- [DATASET RECORDS]:
▼
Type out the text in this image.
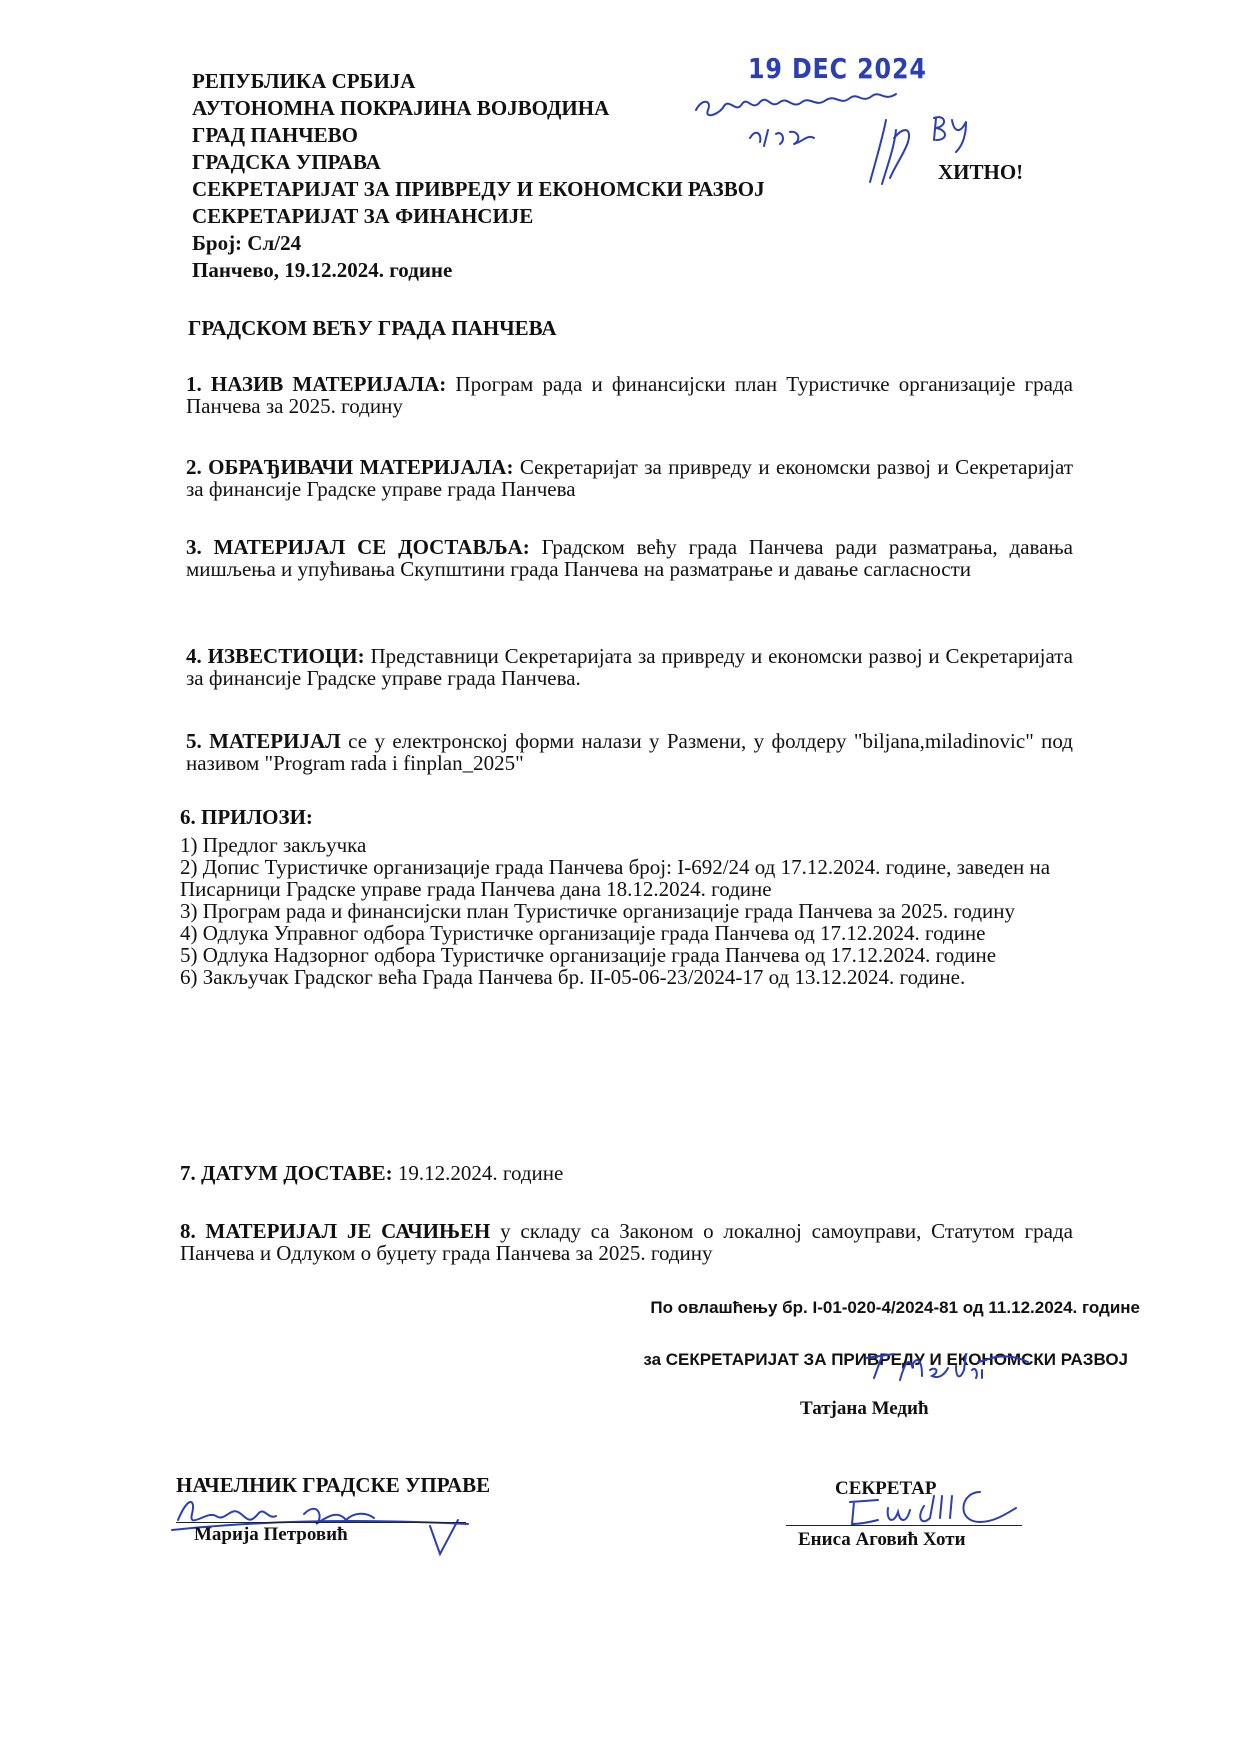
РЕПУБЛИКА СРБИЈА
АУТОНОМНА ПОКРАЈИНА ВОЈВОДИНА
ГРАД ПАНЧЕВО
ГРАДСКА УПРАВА
СЕКРЕТАРИЈАТ ЗА ПРИВРЕДУ И ЕКОНОМСКИ РАЗВОЈ
СЕКРЕТАРИЈАТ ЗА ФИНАНСИЈЕ
Број: Сл/24
Панчево, 19.12.2024. године
19 DEC 2024
ХИТНО!
ГРАДСКОМ ВЕЋУ ГРАДА ПАНЧЕВА
1. НАЗИВ МАТЕРИЈАЛА: Програм рада и финансијски план Туристичке организације града Панчева за 2025. годину
2. ОБРАЂИВАЧИ МАТЕРИЈАЛА: Секретаријат за привреду и економски развој и Секретаријат за финансије Градске управе града Панчева
3. МАТЕРИЈАЛ СЕ ДОСТАВЉА: Градском већу града Панчева ради разматрања, давања мишљења и упућивања Скупштини града Панчева на разматрање и давање сагласности
4. ИЗВЕСТИОЦИ: Представници Секретаријата за привреду и економски развој и Секретаријата за финансије Градске управе града Панчева.
5. МАТЕРИЈАЛ се у електронској форми налази у Размени, у фолдеру "biljana,miladinovic" под називом "Program rada i finplan_2025"
6. ПРИЛОЗИ:
1) Предлог закључка
2) Допис Туристичке организације града Панчева број: I-692/24 од 17.12.2024. године, заведен на Писарници Градске управе града Панчева дана 18.12.2024. године
3) Програм рада и финансијски план Туристичке организације града Панчева за 2025. годину
4) Одлука Управног одбора Туристичке организације града Панчева од 17.12.2024. године
5) Одлука Надзорног одбора Туристичке организације града Панчева од 17.12.2024. године
6) Закључак Градског већа Града Панчева бр. II-05-06-23/2024-17 од 13.12.2024. године.
7. ДАТУМ ДОСТАВЕ: 19.12.2024. године
8. МАТЕРИЈАЛ ЈЕ САЧИЊЕН у складу са Законом о локалној самоуправи, Статутом града Панчева и Одлуком о буџету града Панчева за 2025. годину
По овлашћењу бр. I-01-020-4/2024-81 од 11.12.2024. године
за СЕКРЕТАРИЈАТ ЗА ПРИВРЕДУ И ЕКОНОМСКИ РАЗВОЈ
Татјана Медић
НАЧЕЛНИК ГРАДСКЕ УПРАВЕ
Марија Петровић
СЕКРЕТАР
Ениса Аговић Хоти
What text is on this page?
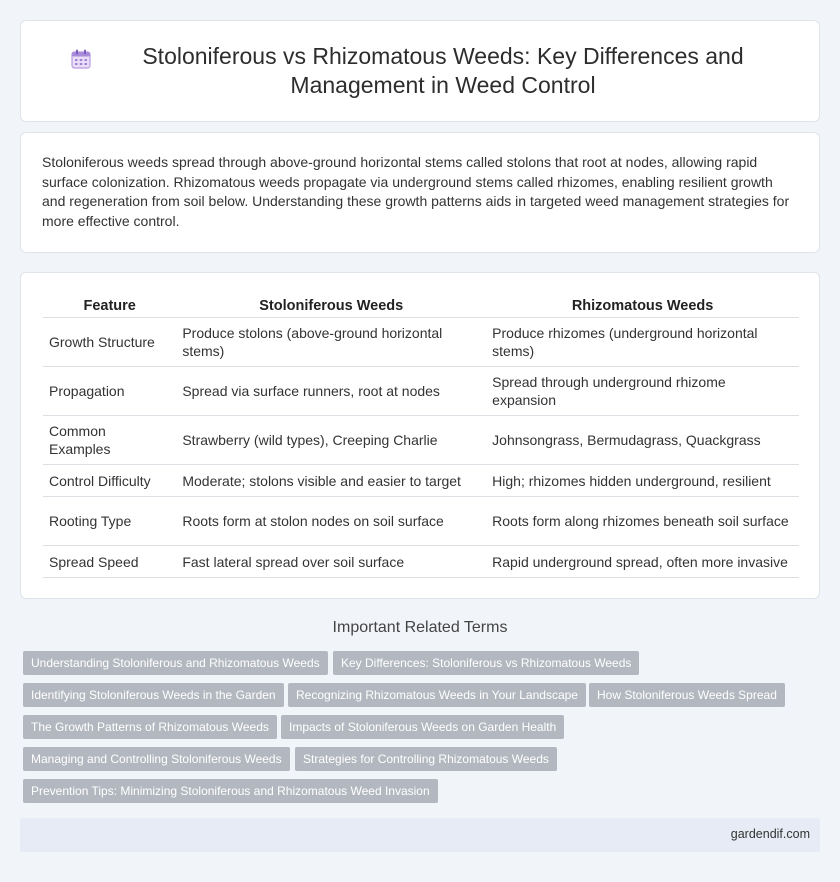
Stoloniferous vs Rhizomatous Weeds: Key Differences and Management in Weed Control

Stoloniferous weeds spread through above-ground horizontal stems called stolons that root at nodes, allowing rapid surface colonization. Rhizomatous weeds propagate via underground stems called rhizomes, enabling resilient growth and regeneration from soil below. Understanding these growth patterns aids in targeted weed management strategies for more effective control.

Feature	Stoloniferous Weeds	Rhizomatous Weeds
Growth Structure	Produce stolons (above-ground horizontal stems)	Produce rhizomes (underground horizontal stems)
Propagation	Spread via surface runners, root at nodes	Spread through underground rhizome expansion
Common Examples	Strawberry (wild types), Creeping Charlie	Johnsongrass, Bermudagrass, Quackgrass
Control Difficulty	Moderate; stolons visible and easier to target	High; rhizomes hidden underground, resilient
Rooting Type	Roots form at stolon nodes on soil surface	Roots form along rhizomes beneath soil surface
Spread Speed	Fast lateral spread over soil surface	Rapid underground spread, often more invasive
Important Related Terms
Understanding Stoloniferous and Rhizomatous Weeds	Key Differences: Stoloniferous vs Rhizomatous Weeds
Identifying Stoloniferous Weeds in the Garden	Recognizing Rhizomatous Weeds in Your Landscape	How Stoloniferous Weeds Spread
The Growth Patterns of Rhizomatous Weeds	Impacts of Stoloniferous Weeds on Garden Health
Managing and Controlling Stoloniferous Weeds	Strategies for Controlling Rhizomatous Weeds
Prevention Tips: Minimizing Stoloniferous and Rhizomatous Weed Invasion
gardendif.com
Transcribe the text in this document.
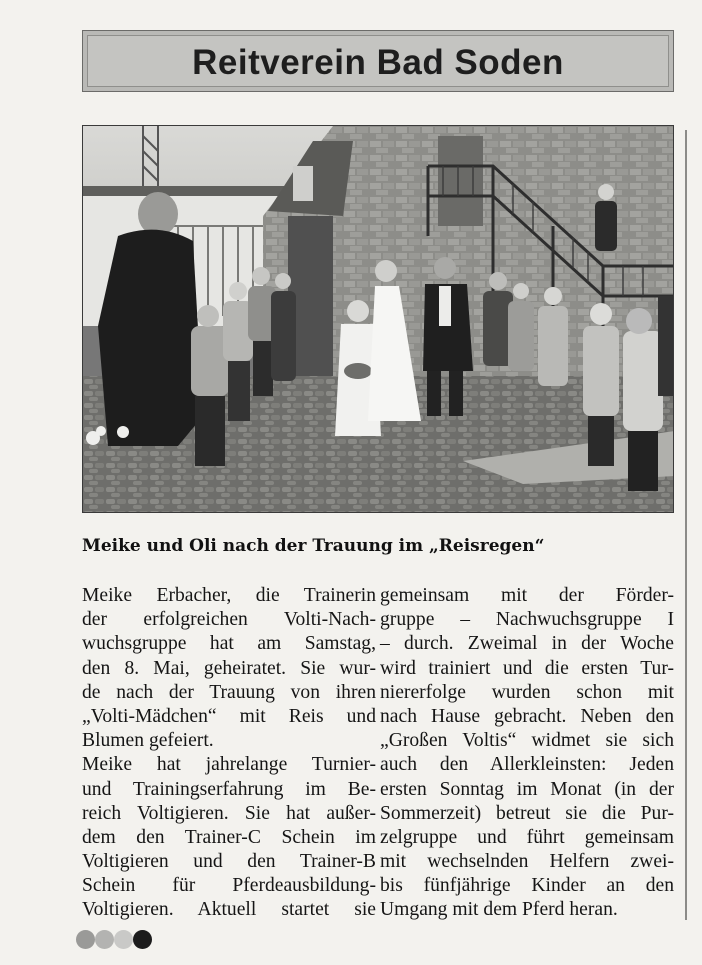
Reitverein Bad Soden
Meike und Oli nach der Trauung im „Reisregen“
Meike Erbacher, die Trainerin
der erfolgreichen Volti-Nach-
wuchsgruppe hat am Samstag,
den 8. Mai, geheiratet. Sie wur-
de nach der Trauung von ihren
„Volti-Mädchen“ mit Reis und
Blumen gefeiert.
Meike hat jahrelange Turnier-
und Trainingserfahrung im Be-
reich Voltigieren. Sie hat außer-
dem den Trainer-C Schein im
Voltigieren und den Trainer-B
Schein für Pferdeausbildung-
Voltigieren. Aktuell startet sie
gemeinsam mit der Förder-
gruppe – Nachwuchsgruppe I
– durch. Zweimal in der Woche
wird trainiert und die ersten Tur-
niererfolge wurden schon mit
nach Hause gebracht. Neben den
„Großen Voltis“ widmet sie sich
auch den Allerkleinsten: Jeden
ersten Sonntag im Monat (in der
Sommerzeit) betreut sie die Pur-
zelgruppe und führt gemeinsam
mit wechselnden Helfern zwei-
bis fünfjährige Kinder an den
Umgang mit dem Pferd heran.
▲
- [STATED TASK]:
Output an exact copy of the material, with the pictures removed.

- [ANSWER TO THE PROBLEM]:
Type out the text in this image.
РЕПУБЛИКА СРБИЈА
АУТОНОМНА ПОКРАЈИНА ВОЈВОДИНА
ГРАД ПАНЧЕВО
ГРАДСКА УПРАВА
СЕКРЕТАРИЈАТ ЗА ПРИВРЕДУ И ЕКОНОМСКИ РАЗВОЈ
СЕКРЕТАРИЈАТ ЗА ФИНАНСИЈЕ
Број: Сл/24
Панчево, 19.12.2024. године
19 DEC 2024
ХИТНО!
ГРАДСКОМ ВЕЋУ ГРАДА ПАНЧЕВА
1. НАЗИВ МАТЕРИЈАЛА: Програм рада и финансијски план Туристичке организације града Панчева за 2025. годину
2. ОБРАЂИВАЧИ МАТЕРИЈАЛА: Секретаријат за привреду и економски развој и Секретаријат за финансије Градске управе града Панчева
3. МАТЕРИЈАЛ СЕ ДОСТАВЉА: Градском већу града Панчева ради разматрања, давања мишљења и упућивања Скупштини града Панчева на разматрање и давање сагласности
4. ИЗВЕСТИОЦИ: Представници Секретаријата за привреду и економски развој и Секретаријата за финансије Градске управе града Панчева.
5. МАТЕРИЈАЛ се у електронској форми налази у Размени, у фолдеру "biljana,miladinovic" под називом "Program rada i finplan_2025"
6. ПРИЛОЗИ:
1) Предлог закључка
2) Допис Туристичке организације града Панчева број: I-692/24 од 17.12.2024. године, заведен на Писарници Градске управе града Панчева дана 18.12.2024. године
3) Програм рада и финансијски план Туристичке организације града Панчева за 2025. годину
4) Одлука Управног одбора Туристичке организације града Панчева од 17.12.2024. године
5) Одлука Надзорног одбора Туристичке организације града Панчева од 17.12.2024. године
6) Закључак Градског већа Града Панчева бр. II-05-06-23/2024-17 од 13.12.2024. године.
7. ДАТУМ ДОСТАВЕ: 19.12.2024. године
8. МАТЕРИЈАЛ ЈЕ САЧИЊЕН у складу са Законом о локалној самоуправи, Статутом града Панчева и Одлуком о буџету града Панчева за 2025. годину
По овлашћењу бр. I-01-020-4/2024-81 од 11.12.2024. године
за СЕКРЕТАРИЈАТ ЗА ПРИВРЕДУ И ЕКОНОМСКИ РАЗВОЈ
Татјана Медић
НАЧЕЛНИК ГРАДСКЕ УПРАВЕ
Марија Петровић
СЕКРЕТАР
Ениса Аговић Хоти
What text is on this page?
Stoloniferous vs Rhizomatous Weeds: Key Differences and Management in Weed Control

Stoloniferous weeds spread through above-ground horizontal stems called stolons that root at nodes, allowing rapid surface colonization. Rhizomatous weeds propagate via underground stems called rhizomes, enabling resilient growth and regeneration from soil below. Understanding these growth patterns aids in targeted weed management strategies for more effective control.

Feature	Stoloniferous Weeds	Rhizomatous Weeds
Growth Structure	Produce stolons (above-ground horizontal stems)	Produce rhizomes (underground horizontal stems)
Propagation	Spread via surface runners, root at nodes	Spread through underground rhizome expansion
Common Examples	Strawberry (wild types), Creeping Charlie	Johnsongrass, Bermudagrass, Quackgrass
Control Difficulty	Moderate; stolons visible and easier to target	High; rhizomes hidden underground, resilient
Rooting Type	Roots form at stolon nodes on soil surface	Roots form along rhizomes beneath soil surface
Spread Speed	Fast lateral spread over soil surface	Rapid underground spread, often more invasive
Important Related Terms
Understanding Stoloniferous and Rhizomatous Weeds	Key Differences: Stoloniferous vs Rhizomatous Weeds
Identifying Stoloniferous Weeds in the Garden	Recognizing Rhizomatous Weeds in Your Landscape	How Stoloniferous Weeds Spread
The Growth Patterns of Rhizomatous Weeds	Impacts of Stoloniferous Weeds on Garden Health
Managing and Controlling Stoloniferous Weeds	Strategies for Controlling Rhizomatous Weeds
Prevention Tips: Minimizing Stoloniferous and Rhizomatous Weed Invasion
gardendif.com
Transcribe the text in this document.
Reitverein Bad Soden
Meike und Oli nach der Trauung im „Reisregen“
Meike Erbacher, die Trainerin
der erfolgreichen Volti-Nach-
wuchsgruppe hat am Samstag,
den 8. Mai, geheiratet. Sie wur-
de nach der Trauung von ihren
„Volti-Mädchen“ mit Reis und
Blumen gefeiert.
Meike hat jahrelange Turnier-
und Trainingserfahrung im Be-
reich Voltigieren. Sie hat außer-
dem den Trainer-C Schein im
Voltigieren und den Trainer-B
Schein für Pferdeausbildung-
Voltigieren. Aktuell startet sie
gemeinsam mit der Förder-
gruppe – Nachwuchsgruppe I
– durch. Zweimal in der Woche
wird trainiert und die ersten Tur-
niererfolge wurden schon mit
nach Hause gebracht. Neben den
„Großen Voltis“ widmet sie sich
auch den Allerkleinsten: Jeden
ersten Sonntag im Monat (in der
Sommerzeit) betreut sie die Pur-
zelgruppe und führt gemeinsam
mit wechselnden Helfern zwei-
bis fünfjährige Kinder an den
Umgang mit dem Pferd heran.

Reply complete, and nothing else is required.